▸ PROBLEM: Extract all lines that hold the string "SOLENOID".

▸ DATA FOR THE TASK:

= = =

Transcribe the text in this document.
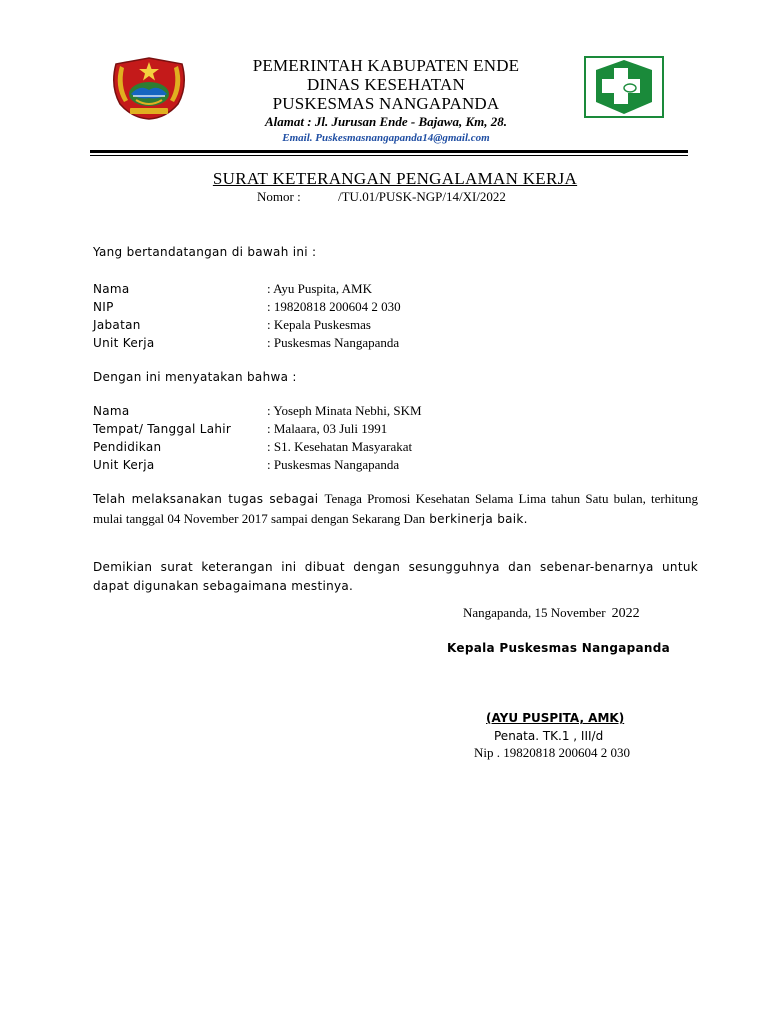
PEMERINTAH KABUPATEN ENDE
DINAS KESEHATAN
PUSKESMAS NANGAPANDA
Alamat : Jl. Jurusan Ende - Bajawa, Km, 28.
Email. Puskesmasnangapanda14@gmail.com
SURAT KETERANGAN PENGALAMAN KERJA
Nomor :	/TU.01/PUSK-NGP/14/XI/2022
Yang bertandatangan di bawah ini :
Nama	: Ayu Puspita, AMK
NIP	: 19820818 200604 2 030
Jabatan	: Kepala Puskesmas
Unit Kerja	: Puskesmas Nangapanda
Dengan ini menyatakan bahwa :
Nama	: Yoseph Minata Nebhi, SKM
Tempat/ Tanggal Lahir	: Malaara, 03 Juli 1991
Pendidikan	: S1. Kesehatan Masyarakat
Unit Kerja	: Puskesmas Nangapanda
Telah melaksanakan tugas sebagai Tenaga Promosi Kesehatan Selama Lima tahun Satu bulan, terhitung mulai tanggal 04 November 2017 sampai dengan Sekarang Dan berkinerja baik.
Demikian surat keterangan ini dibuat dengan sesungguhnya dan sebenar-benarnya untuk dapat digunakan sebagaimana mestinya.
Nangapanda, 15 November 2022
Kepala Puskesmas Nangapanda
(AYU PUSPITA, AMK)
Penata. TK.1 , III/d
Nip . 19820818 200604 2 030
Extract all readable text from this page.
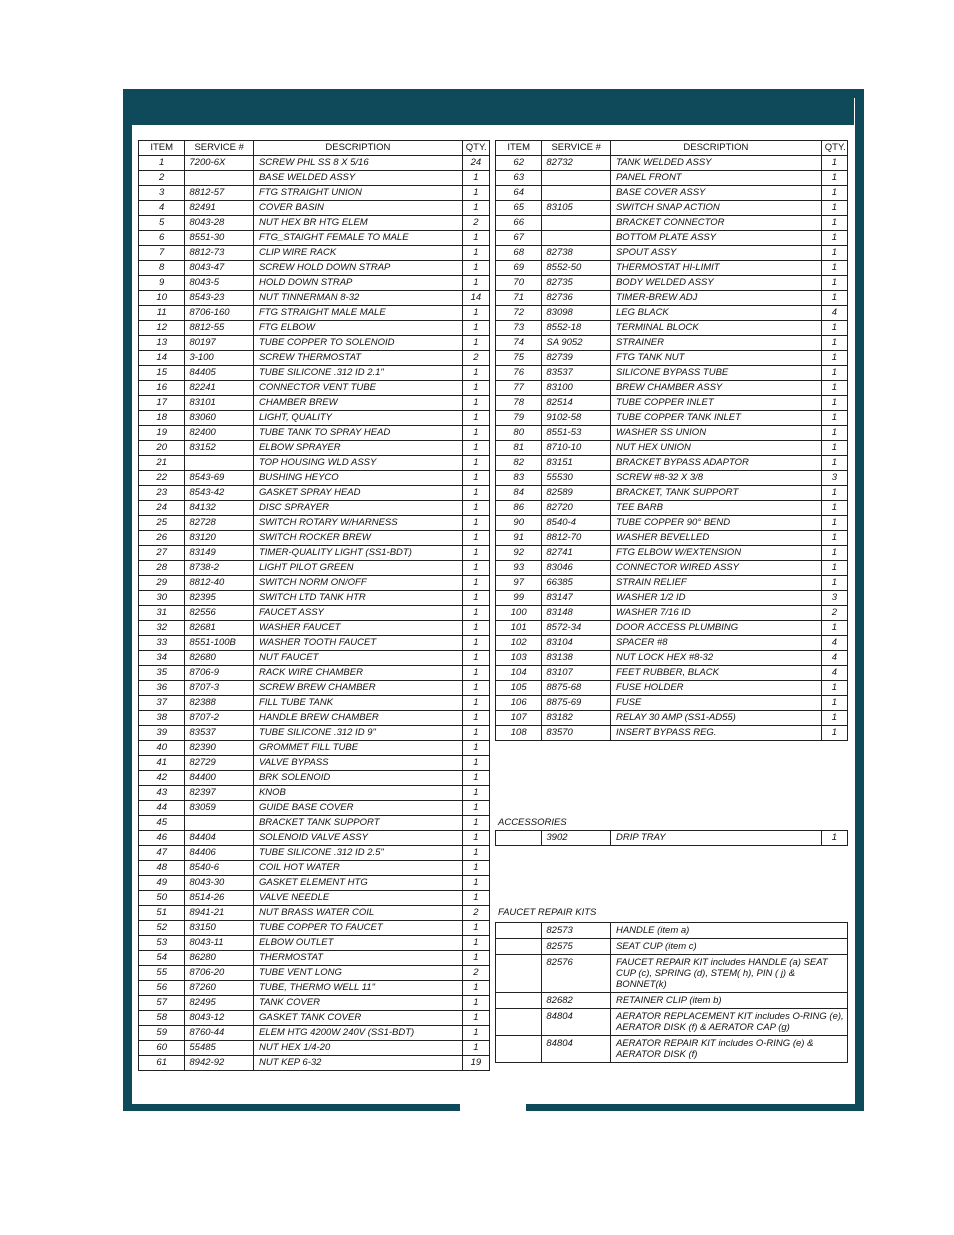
ITEM	SERVICE #	DESCRIPTION	QTY.
1	7200-6X	SCREW PHL SS 8 X 5/16	24
2		BASE WELDED ASSY	1
3	8812-57	FTG STRAIGHT UNION	1
4	82491	COVER BASIN	1
5	8043-28	NUT HEX BR HTG ELEM	2
6	8551-30	FTG_STAIGHT FEMALE TO MALE	1
7	8812-73	CLIP WIRE RACK	1
8	8043-47	SCREW HOLD DOWN STRAP	1
9	8043-5	HOLD DOWN STRAP	1
10	8543-23	NUT TINNERMAN 8-32	14
11	8706-160	FTG STRAIGHT MALE MALE	1
12	8812-55	FTG ELBOW	1
13	80197	TUBE COPPER TO SOLENOID	1
14	3-100	SCREW THERMOSTAT	2
15	84405	TUBE SILICONE .312 ID 2.1"	1
16	82241	CONNECTOR VENT TUBE	1
17	83101	CHAMBER BREW	1
18	83060	LIGHT, QUALITY	1
19	82400	TUBE TANK TO SPRAY HEAD	1
20	83152	ELBOW SPRAYER	1
21		TOP HOUSING WLD ASSY	1
22	8543-69	BUSHING HEYCO	1
23	8543-42	GASKET SPRAY HEAD	1
24	84132	DISC SPRAYER	1
25	82728	SWITCH ROTARY W/HARNESS	1
26	83120	SWITCH ROCKER BREW	1
27	83149	TIMER-QUALITY LIGHT (SS1-BDT)	1
28	8738-2	LIGHT PILOT GREEN	1
29	8812-40	SWITCH NORM ON/OFF	1
30	82395	SWITCH LTD TANK HTR	1
31	82556	FAUCET ASSY	1
32	82681	WASHER FAUCET	1
33	8551-100B	WASHER TOOTH FAUCET	1
34	82680	NUT FAUCET	1
35	8706-9	RACK WIRE CHAMBER	1
36	8707-3	SCREW BREW CHAMBER	1
37	82388	FILL TUBE TANK	1
38	8707-2	HANDLE BREW CHAMBER	1
39	83537	TUBE SILICONE .312 ID 9"	1
40	82390	GROMMET FILL TUBE	1
41	82729	VALVE BYPASS	1
42	84400	BRK SOLENOID	1
43	82397	KNOB	1
44	83059	GUIDE BASE COVER	1
45		BRACKET TANK SUPPORT	1
46	84404	SOLENOID VALVE ASSY	1
47	84406	TUBE SILICONE .312 ID 2.5"	1
48	8540-6	COIL HOT WATER	1
49	8043-30	GASKET ELEMENT HTG	1
50	8514-26	VALVE NEEDLE	1
51	8941-21	NUT BRASS WATER COIL	2
52	83150	TUBE COPPER TO FAUCET	1
53	8043-11	ELBOW OUTLET	1
54	86280	THERMOSTAT	1
55	8706-20	TUBE VENT LONG	2
56	87260	TUBE, THERMO WELL 11"	1
57	82495	TANK COVER	1
58	8043-12	GASKET TANK COVER	1
59	8760-44	ELEM HTG 4200W 240V (SS1-BDT)	1
60	55485	NUT HEX 1/4-20	1
61	8942-92	NUT KEP 6-32	19
ITEM	SERVICE #	DESCRIPTION	QTY.
62	82732	TANK WELDED ASSY	1
63		PANEL FRONT	1
64		BASE COVER ASSY	1
65	83105	SWITCH SNAP ACTION	1
66		BRACKET CONNECTOR	1
67		BOTTOM PLATE ASSY	1
68	82738	SPOUT ASSY	1
69	8552-50	THERMOSTAT HI-LIMIT	1
70	82735	BODY WELDED ASSY	1
71	82736	TIMER-BREW ADJ	1
72	83098	LEG BLACK	4
73	8552-18	TERMINAL BLOCK	1
74	SA 9052	STRAINER	1
75	82739	FTG TANK NUT	1
76	83537	SILICONE BYPASS TUBE	1
77	83100	BREW CHAMBER ASSY	1
78	82514	TUBE COPPER INLET	1
79	9102-58	TUBE COPPER TANK INLET	1
80	8551-53	WASHER SS UNION	1
81	8710-10	NUT HEX UNION	1
82	83151	BRACKET BYPASS ADAPTOR	1
83	55530	SCREW #8-32 X 3/8	3
84	82589	BRACKET, TANK SUPPORT	1
86	82720	TEE BARB	1
90	8540-4	TUBE COPPER 90° BEND	1
91	8812-70	WASHER BEVELLED	1
92	82741	FTG ELBOW W/EXTENSION	1
93	83046	CONNECTOR WIRED ASSY	1
97	66385	STRAIN RELIEF	1
99	83147	WASHER 1/2 ID	3
100	83148	WASHER 7/16 ID	2
101	8572-34	DOOR ACCESS PLUMBING	1
102	83104	SPACER #8	4
103	83138	NUT LOCK HEX #8-32	4
104	83107	FEET RUBBER, BLACK	4
105	8875-68	FUSE HOLDER	1
106	8875-69	FUSE	1
107	83182	RELAY 30 AMP (SS1-AD55)	1
108	83570	INSERT BYPASS REG.	1
ACCESSORIES
	3902	DRIP TRAY	1
FAUCET REPAIR KITS
	82573	HANDLE (item a)
	82575	SEAT CUP (item c)
	82576	FAUCET REPAIR KIT includes HANDLE (a) SEAT CUP (c), SPRING (d), STEM( h), PIN ( j) & BONNET(k)
	82682	RETAINER CLIP (item b)
	84804	AERATOR REPLACEMENT KIT includes O-RING (e), AERATOR DISK (f) & AERATOR CAP (g)
	84804	AERATOR REPAIR KIT includes O-RING (e) & AERATOR DISK (f)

= = =

▸ RESPONSE:
13	80197	TUBE COPPER TO SOLENOID	1
42	84400	BRK SOLENOID	1
46	84404	SOLENOID VALVE ASSY	1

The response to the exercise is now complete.